**RECORDS SHOWN**
---

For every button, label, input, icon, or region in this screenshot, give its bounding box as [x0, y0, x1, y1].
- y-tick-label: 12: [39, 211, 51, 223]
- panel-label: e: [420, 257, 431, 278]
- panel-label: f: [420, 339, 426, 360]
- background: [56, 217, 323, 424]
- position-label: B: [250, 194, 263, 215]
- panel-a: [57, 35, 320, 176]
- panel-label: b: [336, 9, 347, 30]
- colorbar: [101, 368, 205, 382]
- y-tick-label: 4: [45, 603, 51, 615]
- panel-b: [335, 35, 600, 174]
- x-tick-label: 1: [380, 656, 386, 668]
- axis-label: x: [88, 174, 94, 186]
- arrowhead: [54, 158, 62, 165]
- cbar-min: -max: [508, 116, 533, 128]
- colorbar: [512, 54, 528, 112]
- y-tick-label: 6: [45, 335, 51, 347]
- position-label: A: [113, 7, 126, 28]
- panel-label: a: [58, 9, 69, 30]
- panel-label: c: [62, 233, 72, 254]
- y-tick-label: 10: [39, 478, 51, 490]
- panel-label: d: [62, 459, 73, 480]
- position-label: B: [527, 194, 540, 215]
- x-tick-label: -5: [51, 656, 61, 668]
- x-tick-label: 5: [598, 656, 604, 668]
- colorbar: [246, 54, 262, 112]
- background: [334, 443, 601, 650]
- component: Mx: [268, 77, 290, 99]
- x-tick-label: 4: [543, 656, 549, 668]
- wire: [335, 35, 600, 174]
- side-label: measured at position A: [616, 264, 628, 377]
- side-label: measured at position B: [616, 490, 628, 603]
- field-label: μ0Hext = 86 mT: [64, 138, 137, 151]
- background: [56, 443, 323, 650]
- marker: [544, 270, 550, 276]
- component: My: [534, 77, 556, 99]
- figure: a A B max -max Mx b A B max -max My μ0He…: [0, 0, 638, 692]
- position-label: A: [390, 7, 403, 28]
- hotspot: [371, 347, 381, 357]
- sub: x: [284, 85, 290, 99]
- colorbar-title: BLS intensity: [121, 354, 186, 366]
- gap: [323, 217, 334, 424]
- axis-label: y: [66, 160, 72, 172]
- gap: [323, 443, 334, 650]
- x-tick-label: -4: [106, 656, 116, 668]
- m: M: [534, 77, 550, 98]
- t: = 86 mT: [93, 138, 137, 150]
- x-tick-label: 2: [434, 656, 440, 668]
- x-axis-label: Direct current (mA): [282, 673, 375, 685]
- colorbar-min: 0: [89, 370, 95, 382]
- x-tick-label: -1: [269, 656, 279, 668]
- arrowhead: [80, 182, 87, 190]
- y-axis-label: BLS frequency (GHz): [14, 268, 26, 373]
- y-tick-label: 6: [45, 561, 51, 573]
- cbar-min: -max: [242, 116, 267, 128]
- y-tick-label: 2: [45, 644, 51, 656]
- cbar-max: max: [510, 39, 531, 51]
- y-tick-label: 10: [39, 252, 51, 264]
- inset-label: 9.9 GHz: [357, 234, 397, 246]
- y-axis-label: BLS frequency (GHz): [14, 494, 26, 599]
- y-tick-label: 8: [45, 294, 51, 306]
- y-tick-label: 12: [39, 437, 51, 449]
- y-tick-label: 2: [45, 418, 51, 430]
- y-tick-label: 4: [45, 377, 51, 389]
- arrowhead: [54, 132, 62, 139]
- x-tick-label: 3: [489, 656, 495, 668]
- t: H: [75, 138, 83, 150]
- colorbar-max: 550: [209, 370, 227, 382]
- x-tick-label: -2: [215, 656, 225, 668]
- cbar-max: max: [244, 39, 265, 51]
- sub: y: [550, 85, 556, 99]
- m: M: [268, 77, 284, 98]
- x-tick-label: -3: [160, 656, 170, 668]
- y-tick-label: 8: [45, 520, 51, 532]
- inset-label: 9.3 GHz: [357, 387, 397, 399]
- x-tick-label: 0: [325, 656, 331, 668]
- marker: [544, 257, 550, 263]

---

**GOAL**
Please update the whole listing so that each "side-label" becomes "vertical-label", keeping every other line and character as it is.

**RESULT OF THE TASK**
For every button, label, input, icon, or region in this screenshot, give its bounding box as [x0, y0, x1, y1].
- y-tick-label: 12: [39, 211, 51, 223]
- panel-label: e: [420, 257, 431, 278]
- panel-label: f: [420, 339, 426, 360]
- background: [56, 217, 323, 424]
- position-label: B: [250, 194, 263, 215]
- panel-a: [57, 35, 320, 176]
- panel-label: b: [336, 9, 347, 30]
- colorbar: [101, 368, 205, 382]
- y-tick-label: 4: [45, 603, 51, 615]
- panel-b: [335, 35, 600, 174]
- x-tick-label: 1: [380, 656, 386, 668]
- axis-label: x: [88, 174, 94, 186]
- arrowhead: [54, 158, 62, 165]
- cbar-min: -max: [508, 116, 533, 128]
- colorbar: [512, 54, 528, 112]
- y-tick-label: 6: [45, 335, 51, 347]
- position-label: A: [113, 7, 126, 28]
- panel-label: a: [58, 9, 69, 30]
- panel-label: c: [62, 233, 72, 254]
- y-tick-label: 10: [39, 478, 51, 490]
- panel-label: d: [62, 459, 73, 480]
- position-label: B: [527, 194, 540, 215]
- x-tick-label: -5: [51, 656, 61, 668]
- x-tick-label: 5: [598, 656, 604, 668]
- colorbar: [246, 54, 262, 112]
- background: [334, 443, 601, 650]
- component: Mx: [268, 77, 290, 99]
- x-tick-label: 4: [543, 656, 549, 668]
- wire: [335, 35, 600, 174]
- vertical-label: measured at position A: [616, 264, 628, 377]
- vertical-label: measured at position B: [616, 490, 628, 603]
- field-label: μ0Hext = 86 mT: [64, 138, 137, 151]
- background: [56, 443, 323, 650]
- marker: [544, 270, 550, 276]
- component: My: [534, 77, 556, 99]
- figure: a A B max -max Mx b A B max -max My μ0He…: [0, 0, 638, 692]
- position-label: A: [390, 7, 403, 28]
- hotspot: [371, 347, 381, 357]
- sub: x: [284, 85, 290, 99]
- colorbar-title: BLS intensity: [121, 354, 186, 366]
- gap: [323, 217, 334, 424]
- axis-label: y: [66, 160, 72, 172]
- gap: [323, 443, 334, 650]
- x-tick-label: -4: [106, 656, 116, 668]
- m: M: [534, 77, 550, 98]
- t: = 86 mT: [93, 138, 137, 150]
- x-tick-label: 2: [434, 656, 440, 668]
- x-axis-label: Direct current (mA): [282, 673, 375, 685]
- colorbar-min: 0: [89, 370, 95, 382]
- x-tick-label: -1: [269, 656, 279, 668]
- arrowhead: [80, 182, 87, 190]
- y-axis-label: BLS frequency (GHz): [14, 268, 26, 373]
- y-tick-label: 6: [45, 561, 51, 573]
- cbar-min: -max: [242, 116, 267, 128]
- y-tick-label: 2: [45, 644, 51, 656]
- cbar-max: max: [510, 39, 531, 51]
- y-tick-label: 10: [39, 252, 51, 264]
- inset-label: 9.9 GHz: [357, 234, 397, 246]
- y-axis-label: BLS frequency (GHz): [14, 494, 26, 599]
- y-tick-label: 8: [45, 294, 51, 306]
- y-tick-label: 12: [39, 437, 51, 449]
- y-tick-label: 2: [45, 418, 51, 430]
- y-tick-label: 4: [45, 377, 51, 389]
- arrowhead: [54, 132, 62, 139]
- x-tick-label: 3: [489, 656, 495, 668]
- t: H: [75, 138, 83, 150]
- colorbar-max: 550: [209, 370, 227, 382]
- x-tick-label: -2: [215, 656, 225, 668]
- cbar-max: max: [244, 39, 265, 51]
- sub: y: [550, 85, 556, 99]
- m: M: [268, 77, 284, 98]
- x-tick-label: -3: [160, 656, 170, 668]
- y-tick-label: 8: [45, 520, 51, 532]
- inset-label: 9.3 GHz: [357, 387, 397, 399]
- x-tick-label: 0: [325, 656, 331, 668]
- marker: [544, 257, 550, 263]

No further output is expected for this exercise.